Stored items
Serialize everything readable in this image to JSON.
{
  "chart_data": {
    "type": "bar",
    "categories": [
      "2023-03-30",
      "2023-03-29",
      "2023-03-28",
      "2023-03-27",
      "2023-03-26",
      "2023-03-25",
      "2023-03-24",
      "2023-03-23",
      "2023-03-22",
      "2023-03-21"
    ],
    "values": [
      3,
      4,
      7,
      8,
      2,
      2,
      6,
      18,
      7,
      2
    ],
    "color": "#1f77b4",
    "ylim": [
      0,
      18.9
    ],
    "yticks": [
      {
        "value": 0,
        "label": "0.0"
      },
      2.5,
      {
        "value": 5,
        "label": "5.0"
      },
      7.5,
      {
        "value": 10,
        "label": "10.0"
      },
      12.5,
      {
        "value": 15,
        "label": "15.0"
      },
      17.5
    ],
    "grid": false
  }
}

# AIM:
Restate the whole listing exactly, leaving out nothing.

# THE REPLY:
Serialize everything readable in this image to JSON.
{
  "chart_data": {
    "type": "bar",
    "categories": [
      "2023-03-30",
      "2023-03-29",
      "2023-03-28",
      "2023-03-27",
      "2023-03-26",
      "2023-03-25",
      "2023-03-24",
      "2023-03-23",
      "2023-03-22",
      "2023-03-21"
    ],
    "values": [
      3,
      4,
      7,
      8,
      2,
      2,
      6,
      18,
      7,
      2
    ],
    "color": "#1f77b4",
    "ylim": [
      0,
      18.9
    ],
    "yticks": [
      {
        "value": 0,
        "label": "0.0"
      },
      2.5,
      {
        "value": 5,
        "label": "5.0"
      },
      7.5,
      {
        "value": 10,
        "label": "10.0"
      },
      12.5,
      {
        "value": 15,
        "label": "15.0"
      },
      17.5
    ],
    "grid": false
  }
}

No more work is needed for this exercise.